== Request ==
Quote every line of the data below as it stands, omitting pictures.

[START Given information]

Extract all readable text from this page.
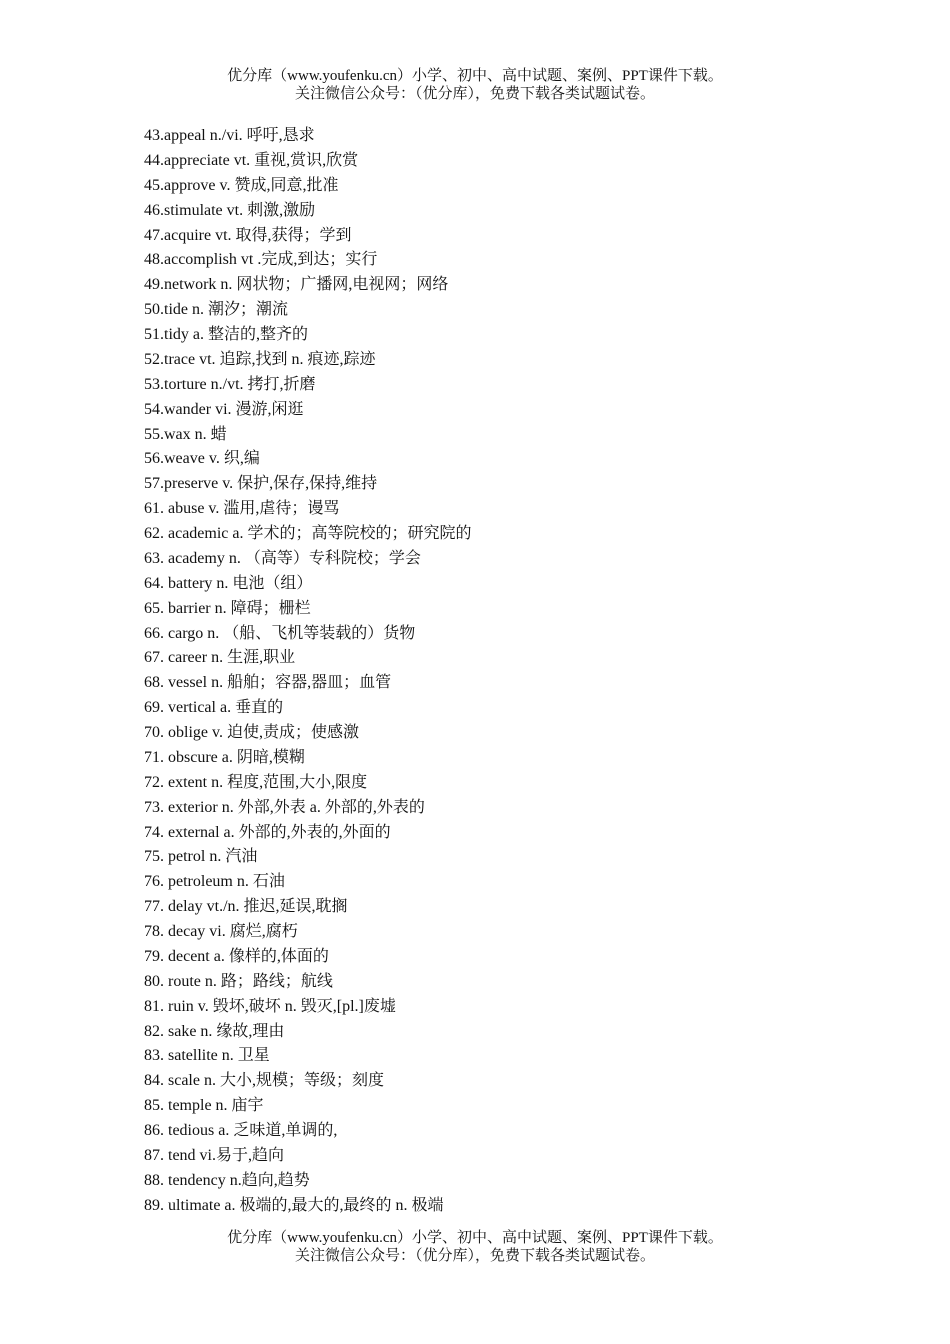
优分库（www.youfenku.cn）小学、初中、高中试题、案例、PPT课件下载。
关注微信公众号：（优分库），免费下载各类试题试卷。
43.appeal n./vi. 呼吁,恳求
44.appreciate vt. 重视,赏识,欣赏
45.approve v. 赞成,同意,批准
46.stimulate vt. 刺激,激励
47.acquire vt. 取得,获得；学到
48.accomplish vt .完成,到达；实行
49.network n. 网状物；广播网,电视网；网络
50.tide n. 潮汐；潮流
51.tidy a. 整洁的,整齐的
52.trace vt. 追踪,找到 n. 痕迹,踪迹
53.torture n./vt. 拷打,折磨
54.wander vi. 漫游,闲逛
55.wax n. 蜡
56.weave v. 织,编
57.preserve v. 保护,保存,保持,维持
61. abuse v. 滥用,虐待；谩骂
62. academic a. 学术的；高等院校的；研究院的
63. academy n. （高等）专科院校；学会
64. battery n. 电池（组）
65. barrier n. 障碍；栅栏
66. cargo n. （船、飞机等装载的）货物
67. career n. 生涯,职业
68. vessel n. 船舶；容器,器皿；血管
69. vertical a. 垂直的
70. oblige v. 迫使,责成；使感激
71. obscure a. 阴暗,模糊
72. extent n. 程度,范围,大小,限度
73. exterior n. 外部,外表 a. 外部的,外表的
74. external a. 外部的,外表的,外面的
75. petrol n. 汽油
76. petroleum n. 石油
77. delay vt./n. 推迟,延误,耽搁
78. decay vi. 腐烂,腐朽
79. decent a. 像样的,体面的
80. route n. 路；路线；航线
81. ruin v. 毁坏,破坏 n. 毁灭,[pl.]废墟
82. sake n. 缘故,理由
83. satellite n. 卫星
84. scale n. 大小,规模；等级；刻度
85. temple n. 庙宇
86. tedious a. 乏味道,单调的,
87. tend vi.易于,趋向
88. tendency n.趋向,趋势
89. ultimate a. 极端的,最大的,最终的 n. 极端
优分库（www.youfenku.cn）小学、初中、高中试题、案例、PPT课件下载。
关注微信公众号：（优分库），免费下载各类试题试卷。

[END Given information]

== Expected answer ==
Extract all readable text from this page.
优分库（www.youfenku.cn）小学、初中、高中试题、案例、PPT课件下载。
关注微信公众号：（优分库），免费下载各类试题试卷。
43.appeal n./vi. 呼吁,恳求
44.appreciate vt. 重视,赏识,欣赏
45.approve v. 赞成,同意,批准
46.stimulate vt. 刺激,激励
47.acquire vt. 取得,获得；学到
48.accomplish vt .完成,到达；实行
49.network n. 网状物；广播网,电视网；网络
50.tide n. 潮汐；潮流
51.tidy a. 整洁的,整齐的
52.trace vt. 追踪,找到 n. 痕迹,踪迹
53.torture n./vt. 拷打,折磨
54.wander vi. 漫游,闲逛
55.wax n. 蜡
56.weave v. 织,编
57.preserve v. 保护,保存,保持,维持
61. abuse v. 滥用,虐待；谩骂
62. academic a. 学术的；高等院校的；研究院的
63. academy n. （高等）专科院校；学会
64. battery n. 电池（组）
65. barrier n. 障碍；栅栏
66. cargo n. （船、飞机等装载的）货物
67. career n. 生涯,职业
68. vessel n. 船舶；容器,器皿；血管
69. vertical a. 垂直的
70. oblige v. 迫使,责成；使感激
71. obscure a. 阴暗,模糊
72. extent n. 程度,范围,大小,限度
73. exterior n. 外部,外表 a. 外部的,外表的
74. external a. 外部的,外表的,外面的
75. petrol n. 汽油
76. petroleum n. 石油
77. delay vt./n. 推迟,延误,耽搁
78. decay vi. 腐烂,腐朽
79. decent a. 像样的,体面的
80. route n. 路；路线；航线
81. ruin v. 毁坏,破坏 n. 毁灭,[pl.]废墟
82. sake n. 缘故,理由
83. satellite n. 卫星
84. scale n. 大小,规模；等级；刻度
85. temple n. 庙宇
86. tedious a. 乏味道,单调的,
87. tend vi.易于,趋向
88. tendency n.趋向,趋势
89. ultimate a. 极端的,最大的,最终的 n. 极端
优分库（www.youfenku.cn）小学、初中、高中试题、案例、PPT课件下载。
关注微信公众号：（优分库），免费下载各类试题试卷。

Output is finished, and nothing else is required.